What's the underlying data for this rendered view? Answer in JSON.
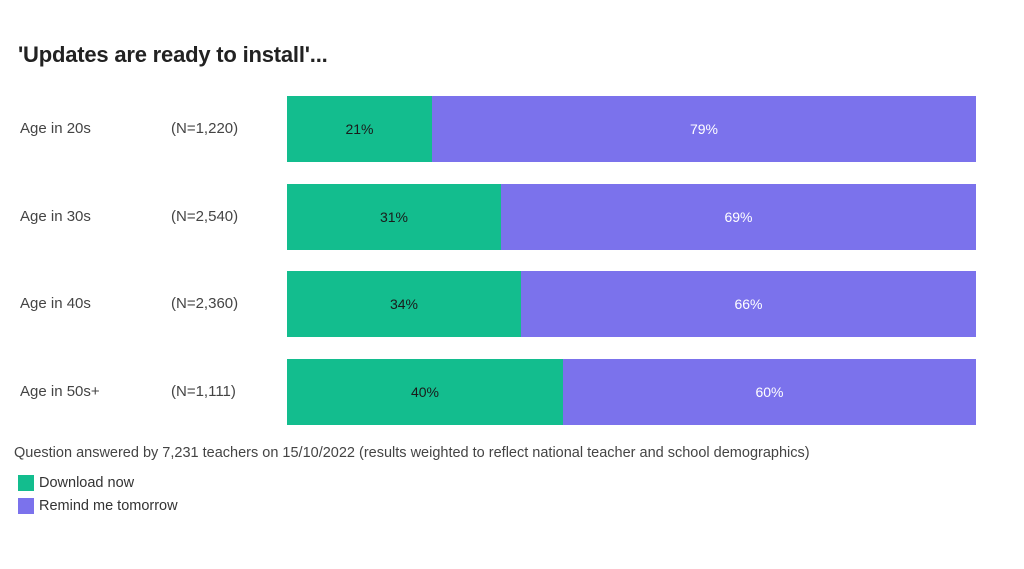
{
  "title": "'Updates are ready to install'...",
  "colors": {
    "download": "#13BD8E",
    "remind": "#7B72EC"
  },
  "legend": [
    {
      "key": "download",
      "label": "Download now"
    },
    {
      "key": "remind",
      "label": "Remind me tomorrow"
    }
  ],
  "note": "Question answered by 7,231 teachers on 15/10/2022 (results weighted to reflect national teacher and school demographics)",
  "chart_data": {
    "type": "bar",
    "orientation": "horizontal",
    "stacked": true,
    "title": "'Updates are ready to install'...",
    "categories": [
      "Age in 20s",
      "Age in 30s",
      "Age in 40s",
      "Age in 50s+"
    ],
    "sample_sizes": [
      "(N=1,220)",
      "(N=2,540)",
      "(N=2,360)",
      "(N=1,111)"
    ],
    "series": [
      {
        "name": "Download now",
        "values": [
          21,
          31,
          34,
          40
        ],
        "labels": [
          "21%",
          "31%",
          "34%",
          "40%"
        ]
      },
      {
        "name": "Remind me tomorrow",
        "values": [
          79,
          69,
          66,
          60
        ],
        "labels": [
          "79%",
          "69%",
          "66%",
          "60%"
        ]
      }
    ],
    "xlim": [
      0,
      100
    ],
    "unit": "%",
    "grid": false,
    "legend_position": "bottom-left"
  }
}
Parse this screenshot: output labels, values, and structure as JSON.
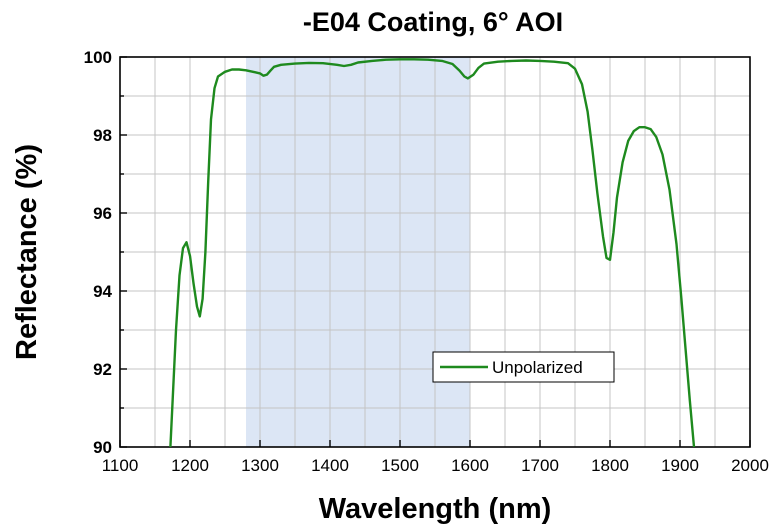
{
  "chart_data": {
    "type": "line",
    "title": "-E04 Coating, 6° AOI",
    "xlabel": "Wavelength (nm)",
    "ylabel": "Reflectance (%)",
    "xlim": [
      1100,
      2000
    ],
    "ylim": [
      90,
      100
    ],
    "xticks": [
      1100,
      1200,
      1300,
      1400,
      1500,
      1600,
      1700,
      1800,
      1900,
      2000
    ],
    "yticks": [
      90,
      92,
      94,
      96,
      98,
      100
    ],
    "x_tick_labels": [
      "1100",
      "1200",
      "1300",
      "1400",
      "1500",
      "1600",
      "1700",
      "1800",
      "1900",
      "2000"
    ],
    "y_tick_labels": [
      "90",
      "92",
      "94",
      "96",
      "98",
      "100"
    ],
    "grid": true,
    "shaded_region": {
      "x_start": 1280,
      "x_end": 1600,
      "color": "#dce6f5"
    },
    "legend": {
      "placement": "bottom-center",
      "entries": [
        "Unpolarized"
      ]
    },
    "series": [
      {
        "name": "Unpolarized",
        "color": "#1e8a1e",
        "points": [
          [
            1172,
            90.0
          ],
          [
            1176,
            91.5
          ],
          [
            1180,
            93.0
          ],
          [
            1185,
            94.4
          ],
          [
            1190,
            95.1
          ],
          [
            1195,
            95.25
          ],
          [
            1200,
            94.9
          ],
          [
            1205,
            94.2
          ],
          [
            1210,
            93.6
          ],
          [
            1214,
            93.35
          ],
          [
            1218,
            93.8
          ],
          [
            1222,
            95.0
          ],
          [
            1226,
            96.8
          ],
          [
            1230,
            98.4
          ],
          [
            1235,
            99.2
          ],
          [
            1240,
            99.5
          ],
          [
            1250,
            99.62
          ],
          [
            1260,
            99.68
          ],
          [
            1270,
            99.68
          ],
          [
            1280,
            99.66
          ],
          [
            1290,
            99.62
          ],
          [
            1300,
            99.58
          ],
          [
            1305,
            99.52
          ],
          [
            1310,
            99.55
          ],
          [
            1315,
            99.65
          ],
          [
            1320,
            99.75
          ],
          [
            1330,
            99.8
          ],
          [
            1350,
            99.83
          ],
          [
            1370,
            99.85
          ],
          [
            1390,
            99.84
          ],
          [
            1410,
            99.8
          ],
          [
            1420,
            99.77
          ],
          [
            1430,
            99.8
          ],
          [
            1440,
            99.86
          ],
          [
            1460,
            99.9
          ],
          [
            1480,
            99.93
          ],
          [
            1500,
            99.94
          ],
          [
            1520,
            99.94
          ],
          [
            1540,
            99.93
          ],
          [
            1560,
            99.9
          ],
          [
            1575,
            99.82
          ],
          [
            1585,
            99.65
          ],
          [
            1592,
            99.5
          ],
          [
            1597,
            99.45
          ],
          [
            1605,
            99.55
          ],
          [
            1612,
            99.72
          ],
          [
            1620,
            99.83
          ],
          [
            1640,
            99.88
          ],
          [
            1660,
            99.9
          ],
          [
            1680,
            99.91
          ],
          [
            1700,
            99.9
          ],
          [
            1720,
            99.88
          ],
          [
            1740,
            99.84
          ],
          [
            1750,
            99.7
          ],
          [
            1760,
            99.3
          ],
          [
            1768,
            98.6
          ],
          [
            1775,
            97.6
          ],
          [
            1782,
            96.5
          ],
          [
            1790,
            95.4
          ],
          [
            1795,
            94.85
          ],
          [
            1800,
            94.8
          ],
          [
            1805,
            95.5
          ],
          [
            1810,
            96.4
          ],
          [
            1818,
            97.3
          ],
          [
            1826,
            97.85
          ],
          [
            1834,
            98.1
          ],
          [
            1842,
            98.2
          ],
          [
            1850,
            98.2
          ],
          [
            1858,
            98.15
          ],
          [
            1866,
            97.95
          ],
          [
            1875,
            97.5
          ],
          [
            1885,
            96.6
          ],
          [
            1895,
            95.2
          ],
          [
            1902,
            93.8
          ],
          [
            1908,
            92.5
          ],
          [
            1914,
            91.2
          ],
          [
            1920,
            90.0
          ]
        ]
      }
    ]
  }
}
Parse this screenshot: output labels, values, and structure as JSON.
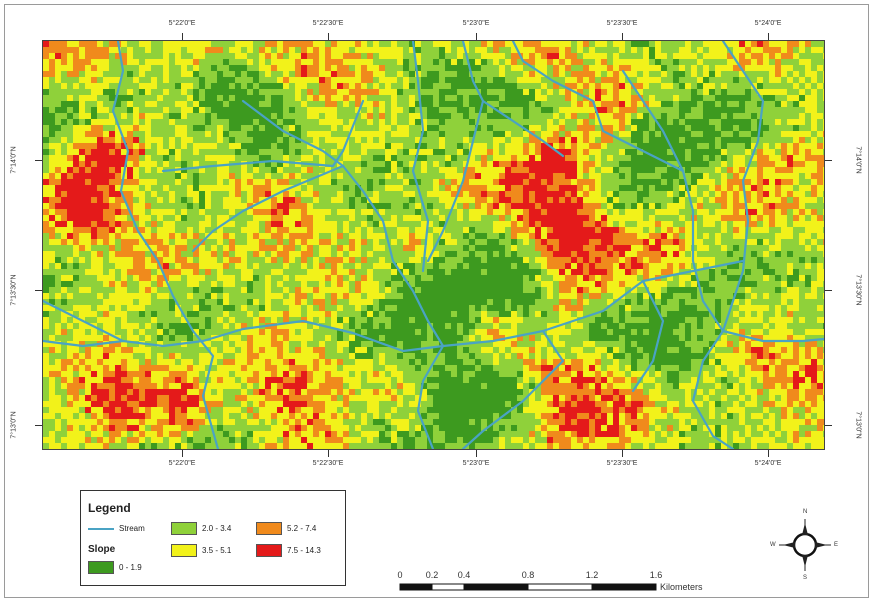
{
  "map": {
    "top_ticks": [
      "5°22'0\"E",
      "5°22'30\"E",
      "5°23'0\"E",
      "5°23'30\"E",
      "5°24'0\"E"
    ],
    "bottom_ticks": [
      "5°22'0\"E",
      "5°22'30\"E",
      "5°23'0\"E",
      "5°23'30\"E",
      "5°24'0\"E"
    ],
    "left_ticks": [
      "7°14'0\"N",
      "7°13'30\"N",
      "7°13'0\"N"
    ],
    "right_ticks": [
      "7°14'0\"N",
      "7°13'30\"N",
      "7°13'0\"N"
    ]
  },
  "legend": {
    "title": "Legend",
    "stream_label": "Stream",
    "slope_label": "Slope",
    "classes": [
      {
        "range": "0 - 1.9",
        "color": "#3d9a1f"
      },
      {
        "range": "2.0 - 3.4",
        "color": "#8fd13a"
      },
      {
        "range": "3.5 - 5.1",
        "color": "#f2f21a"
      },
      {
        "range": "5.2 - 7.4",
        "color": "#f08a1c"
      },
      {
        "range": "7.5 - 14.3",
        "color": "#e41a1a"
      }
    ],
    "stream_color": "#4aa3c4"
  },
  "scale": {
    "labels": [
      "0",
      "0.2",
      "0.4",
      "0.8",
      "1.2",
      "1.6"
    ],
    "values": [
      0,
      0.2,
      0.4,
      0.8,
      1.2,
      1.6
    ],
    "unit": "Kilometers"
  },
  "north_arrow": {
    "n": "N",
    "s": "S",
    "e": "E",
    "w": "W",
    "icon": "compass-rose-icon"
  }
}
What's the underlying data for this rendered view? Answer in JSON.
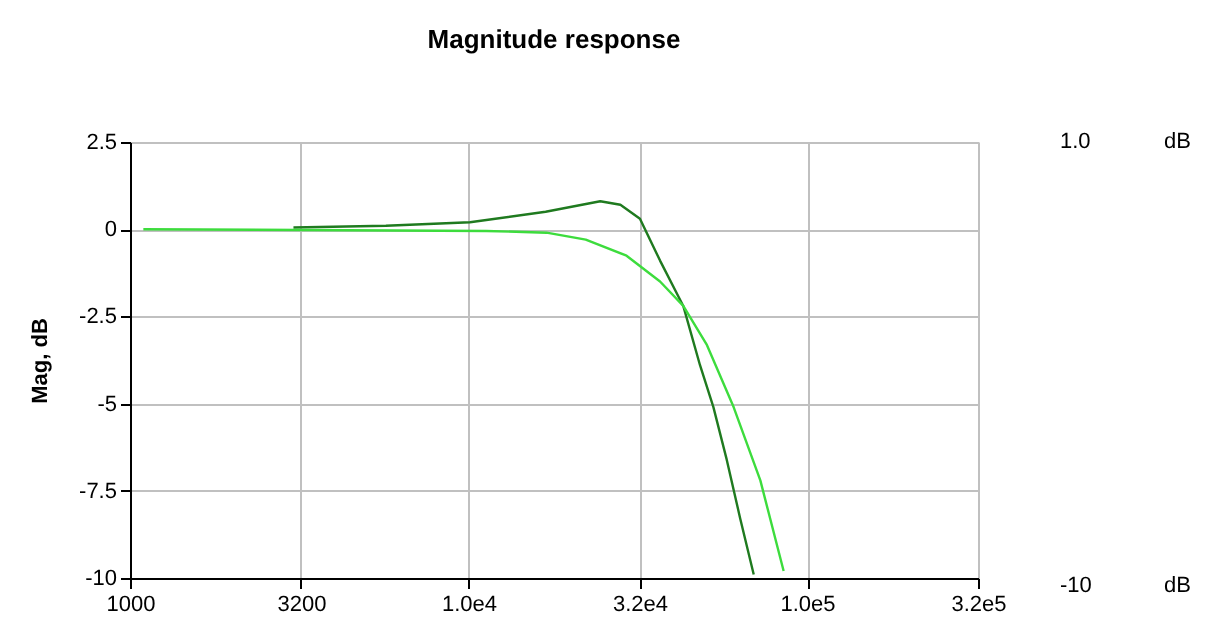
{
  "chart_data": {
    "type": "line",
    "title": "Magnitude response",
    "ylabel": "Mag, dB",
    "log": "x",
    "grid": true,
    "legend": false,
    "marker": "none",
    "line_style": "solid",
    "xlim": [
      1000,
      320000
    ],
    "ylim": [
      -10,
      2.5
    ],
    "xticks": [
      1000,
      3200,
      {
        "value": 10000,
        "label": "1.0e4"
      },
      {
        "value": 32000,
        "label": "3.2e4"
      },
      {
        "value": 100000,
        "label": "1.0e5"
      },
      {
        "value": 320000,
        "label": "3.2e5"
      }
    ],
    "yticks": [
      -10,
      -7.5,
      -5,
      -2.5,
      0,
      2.5
    ],
    "annotations": [
      "1.0",
      "dB",
      "-10",
      "dB"
    ],
    "series": [
      {
        "color": "#1f7a1f",
        "x": [
          3040,
          5700,
          10100,
          16900,
          24500,
          28100,
          32100,
          36800,
          43100,
          48300,
          52900,
          57900,
          63500,
          69600
        ],
        "values": [
          0.05,
          0.1,
          0.2,
          0.5,
          0.8,
          0.7,
          0.3,
          -0.9,
          -2.2,
          -3.9,
          -5.1,
          -6.6,
          -8.3,
          -9.9
        ]
      },
      {
        "color": "#3ddc3d",
        "x": [
          1095,
          11300,
          17000,
          22200,
          29300,
          36800,
          43100,
          50500,
          60700,
          72800,
          85300
        ],
        "values": [
          0,
          -0.05,
          -0.1,
          -0.3,
          -0.76,
          -1.5,
          -2.2,
          -3.3,
          -5.1,
          -7.2,
          -9.8
        ]
      }
    ]
  }
}
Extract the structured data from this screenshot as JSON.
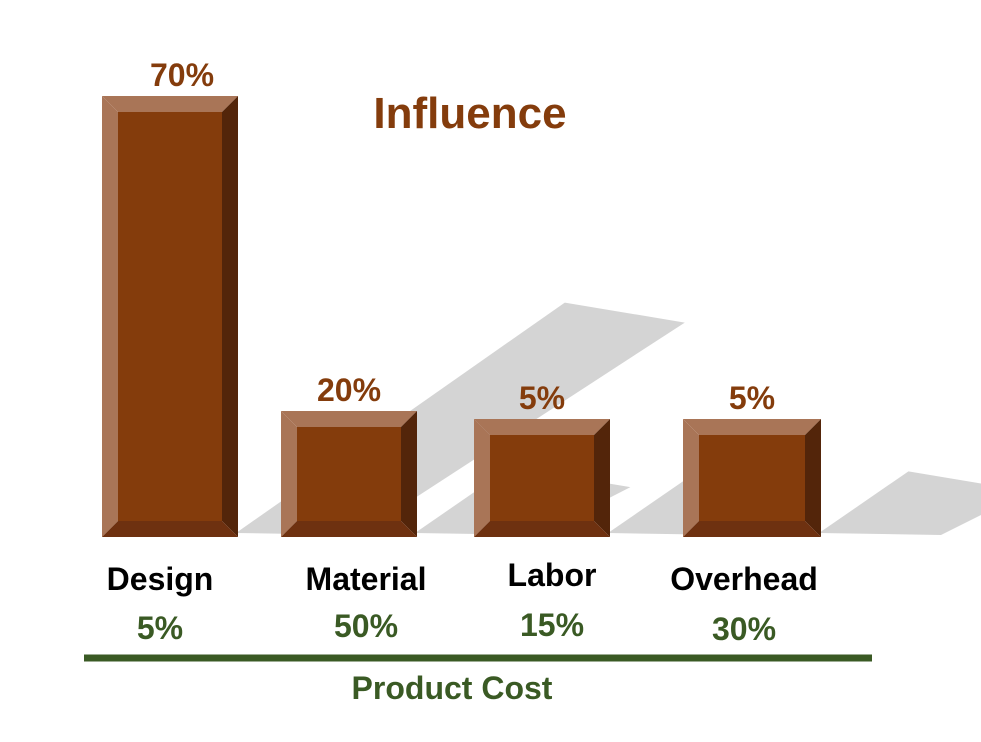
{
  "colors": {
    "bar_front": "#843C0C",
    "bar_light": "#A97557",
    "bar_dark": "#53250A",
    "bar_mid": "#6E3110",
    "shadow": "#D4D4D4",
    "influence_text": "#843C0C",
    "category_text": "#000000",
    "cost_text": "#3A5A24",
    "axis_line": "#3A5A24"
  },
  "chart_data": {
    "type": "bar",
    "title": "Influence",
    "categories": [
      "Design",
      "Material",
      "Labor",
      "Overhead"
    ],
    "series": [
      {
        "name": "Influence",
        "values": [
          70,
          20,
          5,
          5
        ],
        "labels": [
          "70%",
          "20%",
          "5%",
          "5%"
        ]
      },
      {
        "name": "Product Cost",
        "values": [
          5,
          50,
          15,
          30
        ],
        "labels": [
          "5%",
          "50%",
          "15%",
          "30%"
        ]
      }
    ],
    "xlabel": "Product Cost",
    "ylabel": "",
    "ylim": [
      0,
      70
    ],
    "grid": false,
    "legend": "none"
  }
}
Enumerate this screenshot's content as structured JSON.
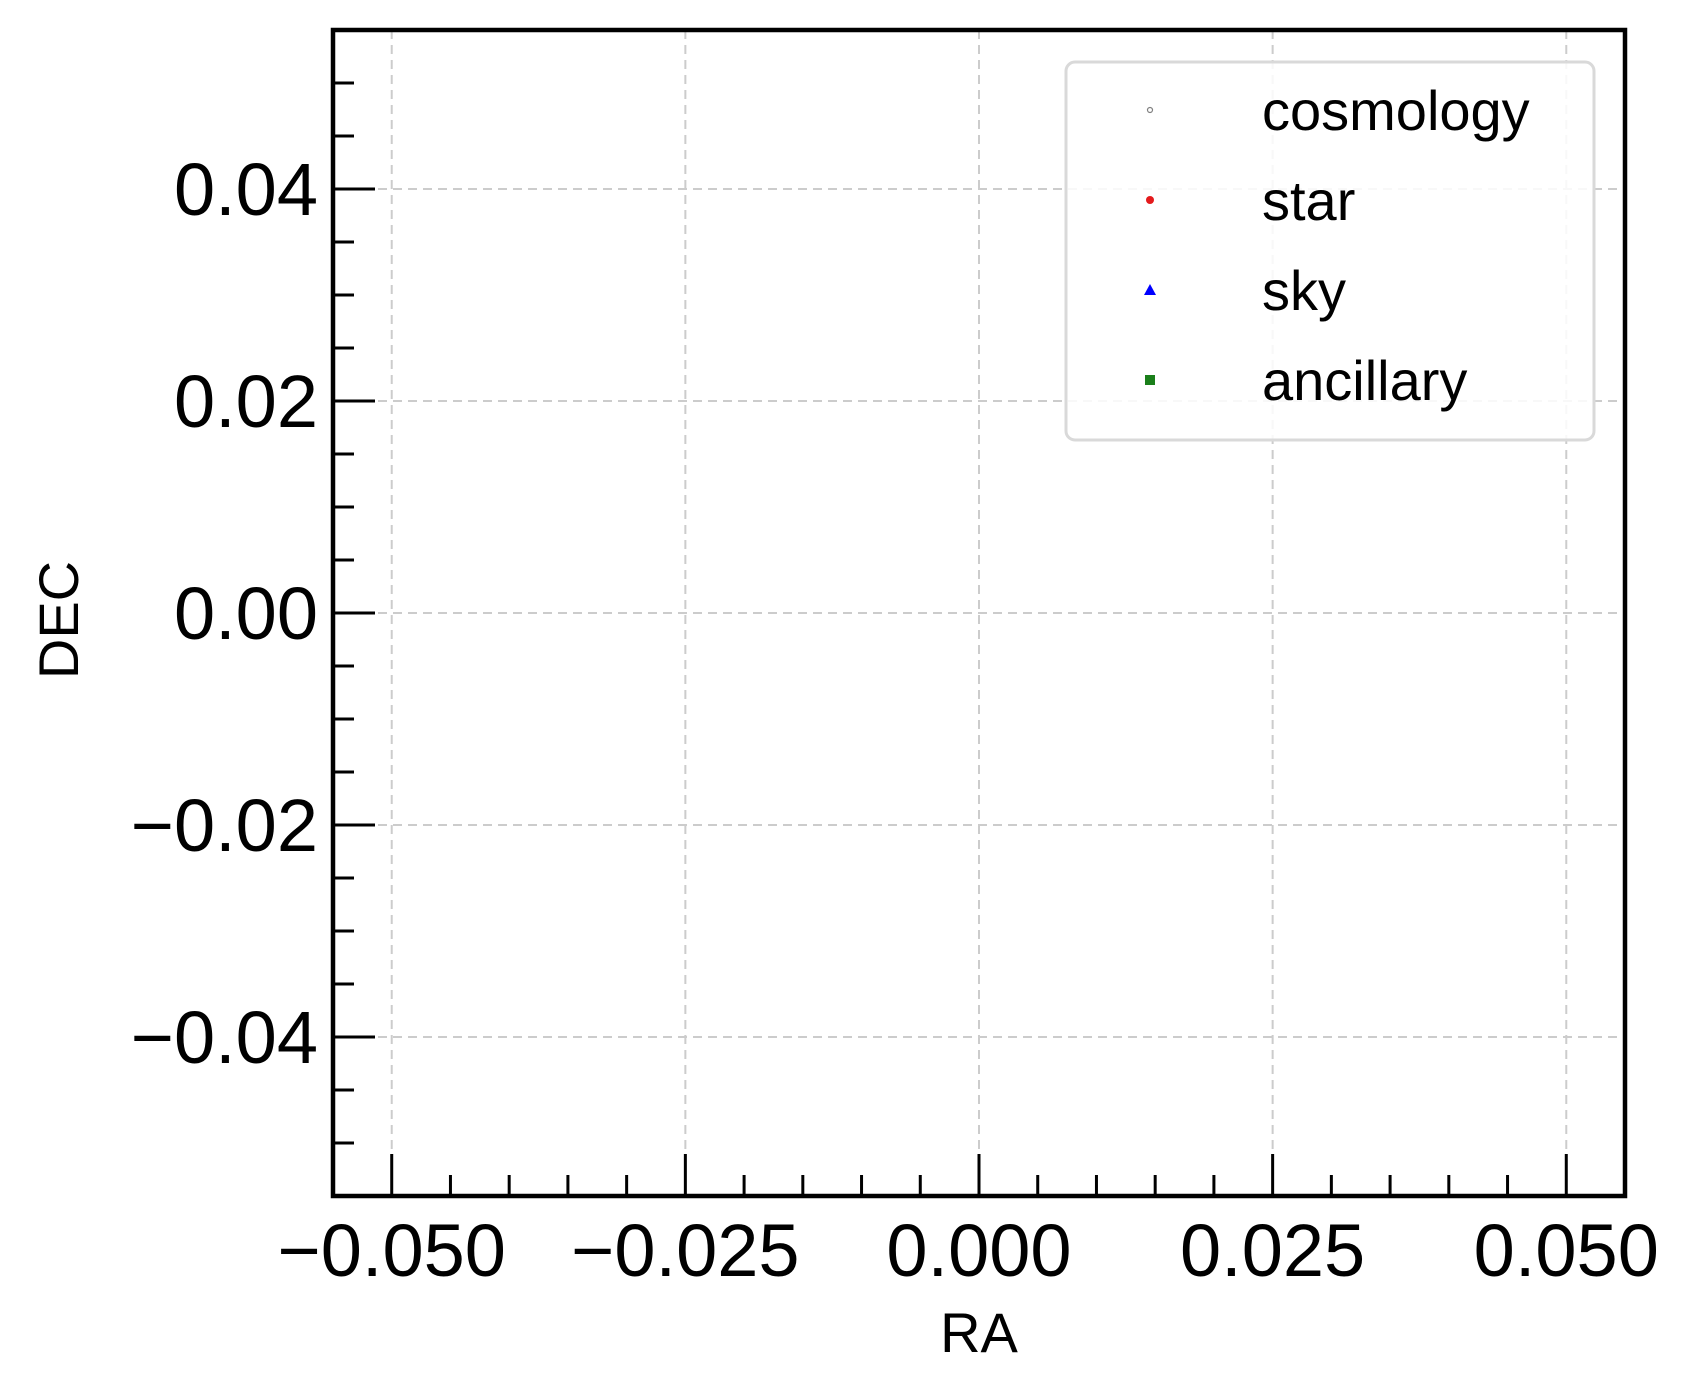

========

● **EXERCISE TASK**:
In the entries above, some lines may contain the string "install"; report how many, without additional comment.

● **OUTPUT OF THE TASK**:
2